Dataset entries
···
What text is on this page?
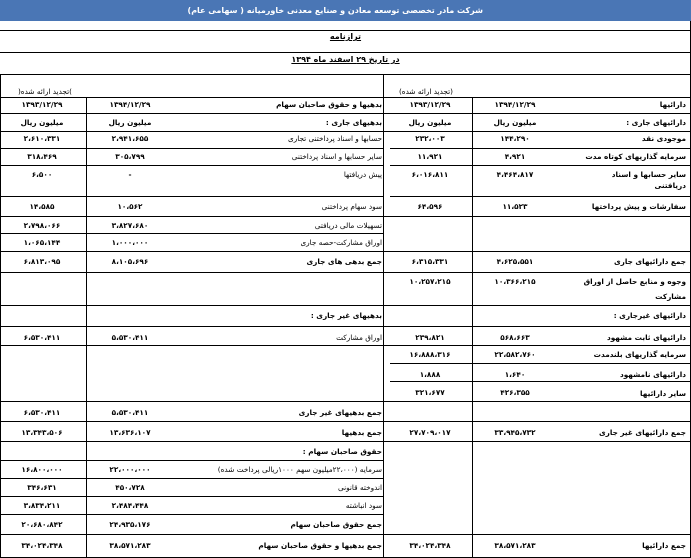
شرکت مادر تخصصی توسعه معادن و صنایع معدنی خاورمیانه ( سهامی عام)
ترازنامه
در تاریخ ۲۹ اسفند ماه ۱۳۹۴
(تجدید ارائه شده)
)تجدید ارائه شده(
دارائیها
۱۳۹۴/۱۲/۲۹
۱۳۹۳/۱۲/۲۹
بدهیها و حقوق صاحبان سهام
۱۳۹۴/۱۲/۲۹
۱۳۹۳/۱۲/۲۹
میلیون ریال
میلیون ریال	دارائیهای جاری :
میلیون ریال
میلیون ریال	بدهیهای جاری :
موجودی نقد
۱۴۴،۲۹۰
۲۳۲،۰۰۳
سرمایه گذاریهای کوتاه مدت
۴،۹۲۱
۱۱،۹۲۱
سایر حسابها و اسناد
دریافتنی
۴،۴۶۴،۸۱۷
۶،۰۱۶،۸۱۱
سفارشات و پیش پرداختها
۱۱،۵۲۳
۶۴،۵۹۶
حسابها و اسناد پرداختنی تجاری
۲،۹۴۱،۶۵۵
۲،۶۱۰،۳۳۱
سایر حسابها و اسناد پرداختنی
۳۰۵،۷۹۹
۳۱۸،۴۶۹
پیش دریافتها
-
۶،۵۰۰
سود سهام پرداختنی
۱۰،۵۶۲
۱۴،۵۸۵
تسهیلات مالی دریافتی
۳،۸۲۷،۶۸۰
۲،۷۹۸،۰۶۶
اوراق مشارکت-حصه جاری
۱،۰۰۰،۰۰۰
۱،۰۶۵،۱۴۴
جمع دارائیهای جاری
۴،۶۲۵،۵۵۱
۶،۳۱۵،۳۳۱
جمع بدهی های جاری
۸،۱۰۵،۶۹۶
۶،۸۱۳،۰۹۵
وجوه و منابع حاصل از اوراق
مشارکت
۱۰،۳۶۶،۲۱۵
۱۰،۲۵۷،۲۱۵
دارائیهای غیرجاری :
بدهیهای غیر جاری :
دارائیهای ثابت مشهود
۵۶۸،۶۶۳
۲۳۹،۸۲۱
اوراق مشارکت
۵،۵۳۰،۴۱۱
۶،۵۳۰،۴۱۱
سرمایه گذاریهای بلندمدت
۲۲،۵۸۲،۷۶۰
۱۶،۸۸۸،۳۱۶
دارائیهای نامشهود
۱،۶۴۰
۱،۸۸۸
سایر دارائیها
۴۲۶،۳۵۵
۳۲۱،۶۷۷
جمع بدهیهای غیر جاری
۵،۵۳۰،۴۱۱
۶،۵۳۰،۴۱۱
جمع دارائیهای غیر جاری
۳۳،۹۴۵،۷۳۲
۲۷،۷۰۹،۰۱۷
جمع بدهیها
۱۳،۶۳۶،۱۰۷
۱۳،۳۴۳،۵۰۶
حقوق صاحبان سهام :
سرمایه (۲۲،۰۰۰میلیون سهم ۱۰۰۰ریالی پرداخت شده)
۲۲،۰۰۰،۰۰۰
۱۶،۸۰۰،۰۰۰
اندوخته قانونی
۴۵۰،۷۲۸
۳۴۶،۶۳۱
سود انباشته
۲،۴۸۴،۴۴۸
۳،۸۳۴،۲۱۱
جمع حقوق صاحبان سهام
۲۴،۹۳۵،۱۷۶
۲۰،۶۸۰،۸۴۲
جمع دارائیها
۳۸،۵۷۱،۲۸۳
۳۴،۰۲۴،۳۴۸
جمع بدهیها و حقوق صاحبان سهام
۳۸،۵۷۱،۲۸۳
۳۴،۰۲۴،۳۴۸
···
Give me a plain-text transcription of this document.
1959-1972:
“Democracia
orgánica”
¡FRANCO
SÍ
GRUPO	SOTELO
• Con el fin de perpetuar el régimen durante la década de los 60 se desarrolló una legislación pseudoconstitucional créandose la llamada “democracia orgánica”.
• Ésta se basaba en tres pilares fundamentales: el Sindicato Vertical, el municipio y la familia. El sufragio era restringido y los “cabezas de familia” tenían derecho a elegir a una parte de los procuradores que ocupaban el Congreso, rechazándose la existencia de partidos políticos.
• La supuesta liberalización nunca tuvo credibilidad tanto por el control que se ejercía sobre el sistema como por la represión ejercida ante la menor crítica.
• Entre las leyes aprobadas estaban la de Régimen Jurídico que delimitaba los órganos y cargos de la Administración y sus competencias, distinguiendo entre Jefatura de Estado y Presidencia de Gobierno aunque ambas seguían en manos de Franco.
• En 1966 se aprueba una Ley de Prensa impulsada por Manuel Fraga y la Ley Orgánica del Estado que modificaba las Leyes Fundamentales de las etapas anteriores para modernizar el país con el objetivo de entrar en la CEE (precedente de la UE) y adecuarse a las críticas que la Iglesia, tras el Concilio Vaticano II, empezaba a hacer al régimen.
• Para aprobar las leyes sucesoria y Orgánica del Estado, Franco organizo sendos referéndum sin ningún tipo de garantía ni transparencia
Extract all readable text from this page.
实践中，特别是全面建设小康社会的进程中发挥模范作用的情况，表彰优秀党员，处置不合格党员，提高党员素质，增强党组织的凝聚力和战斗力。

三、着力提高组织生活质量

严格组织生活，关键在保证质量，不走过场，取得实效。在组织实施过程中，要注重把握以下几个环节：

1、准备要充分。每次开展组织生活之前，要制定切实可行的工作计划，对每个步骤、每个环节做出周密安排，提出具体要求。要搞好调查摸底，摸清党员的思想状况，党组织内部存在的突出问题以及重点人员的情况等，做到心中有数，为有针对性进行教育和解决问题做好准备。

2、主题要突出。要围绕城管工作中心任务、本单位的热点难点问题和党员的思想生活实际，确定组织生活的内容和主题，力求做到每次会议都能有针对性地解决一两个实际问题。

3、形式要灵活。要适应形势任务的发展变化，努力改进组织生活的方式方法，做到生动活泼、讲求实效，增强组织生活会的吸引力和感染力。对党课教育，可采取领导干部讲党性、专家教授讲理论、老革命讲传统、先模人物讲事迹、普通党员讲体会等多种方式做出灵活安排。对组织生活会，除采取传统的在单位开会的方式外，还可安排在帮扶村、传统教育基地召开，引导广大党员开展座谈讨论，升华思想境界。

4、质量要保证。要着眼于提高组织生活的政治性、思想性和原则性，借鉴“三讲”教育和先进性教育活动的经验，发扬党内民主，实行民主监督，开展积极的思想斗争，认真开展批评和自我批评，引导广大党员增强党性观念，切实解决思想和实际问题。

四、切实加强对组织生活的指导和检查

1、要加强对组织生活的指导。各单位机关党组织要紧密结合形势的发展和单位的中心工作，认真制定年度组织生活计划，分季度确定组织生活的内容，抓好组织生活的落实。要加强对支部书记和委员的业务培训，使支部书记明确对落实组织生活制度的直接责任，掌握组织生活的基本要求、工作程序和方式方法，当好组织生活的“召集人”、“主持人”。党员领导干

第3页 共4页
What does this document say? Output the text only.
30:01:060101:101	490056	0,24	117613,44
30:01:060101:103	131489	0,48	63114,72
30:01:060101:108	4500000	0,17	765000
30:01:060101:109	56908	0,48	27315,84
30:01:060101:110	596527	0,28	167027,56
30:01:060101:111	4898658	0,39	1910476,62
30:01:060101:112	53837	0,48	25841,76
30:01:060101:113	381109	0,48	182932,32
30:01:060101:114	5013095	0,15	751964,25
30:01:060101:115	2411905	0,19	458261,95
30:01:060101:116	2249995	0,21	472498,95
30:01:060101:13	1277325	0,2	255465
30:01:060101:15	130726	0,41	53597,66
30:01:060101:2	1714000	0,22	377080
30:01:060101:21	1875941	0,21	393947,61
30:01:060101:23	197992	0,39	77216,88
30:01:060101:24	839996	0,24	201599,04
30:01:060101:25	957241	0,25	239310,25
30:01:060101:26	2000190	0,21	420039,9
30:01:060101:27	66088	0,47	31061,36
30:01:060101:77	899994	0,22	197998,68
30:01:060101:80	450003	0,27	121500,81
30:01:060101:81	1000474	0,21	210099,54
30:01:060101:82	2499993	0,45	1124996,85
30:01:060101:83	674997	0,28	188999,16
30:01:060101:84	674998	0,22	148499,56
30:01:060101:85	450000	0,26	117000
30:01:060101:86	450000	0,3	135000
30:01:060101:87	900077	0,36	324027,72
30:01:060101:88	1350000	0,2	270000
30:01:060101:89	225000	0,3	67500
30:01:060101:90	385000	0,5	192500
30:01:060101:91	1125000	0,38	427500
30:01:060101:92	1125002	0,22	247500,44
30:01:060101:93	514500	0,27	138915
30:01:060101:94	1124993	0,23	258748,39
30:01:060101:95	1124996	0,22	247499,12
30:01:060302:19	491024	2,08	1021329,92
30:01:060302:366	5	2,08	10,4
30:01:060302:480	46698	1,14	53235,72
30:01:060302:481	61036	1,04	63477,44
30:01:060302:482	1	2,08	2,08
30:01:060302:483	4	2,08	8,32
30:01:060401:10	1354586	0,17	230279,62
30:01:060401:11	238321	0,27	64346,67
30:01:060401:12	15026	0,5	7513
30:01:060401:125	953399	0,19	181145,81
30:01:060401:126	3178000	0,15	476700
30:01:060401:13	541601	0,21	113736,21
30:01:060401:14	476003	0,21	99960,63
···
* _The task_: Copy each line in the data that holds the word "Estado".

* _Task answer_:
• Entre las leyes aprobadas estaban la de Régimen Jurídico que delimitaba los órganos y cargos de la Administración y sus competencias, distinguiendo entre Jefatura de Estado y Presidencia de Gobierno aunque ambas seguían en manos de Franco.
• En 1966 se aprueba una Ley de Prensa impulsada por Manuel Fraga y la Ley Orgánica del Estado que modificaba las Leyes Fundamentales de las etapas anteriores para modernizar el país con el objetivo de entrar en la CEE (precedente de la UE) y adecuarse a las críticas que la Iglesia, tras el Concilio Vaticano II, empezaba a hacer al régimen.
• Para aprobar las leyes sucesoria y Orgánica del Estado, Franco organizo sendos referéndum sin ningún tipo de garantía ni transparencia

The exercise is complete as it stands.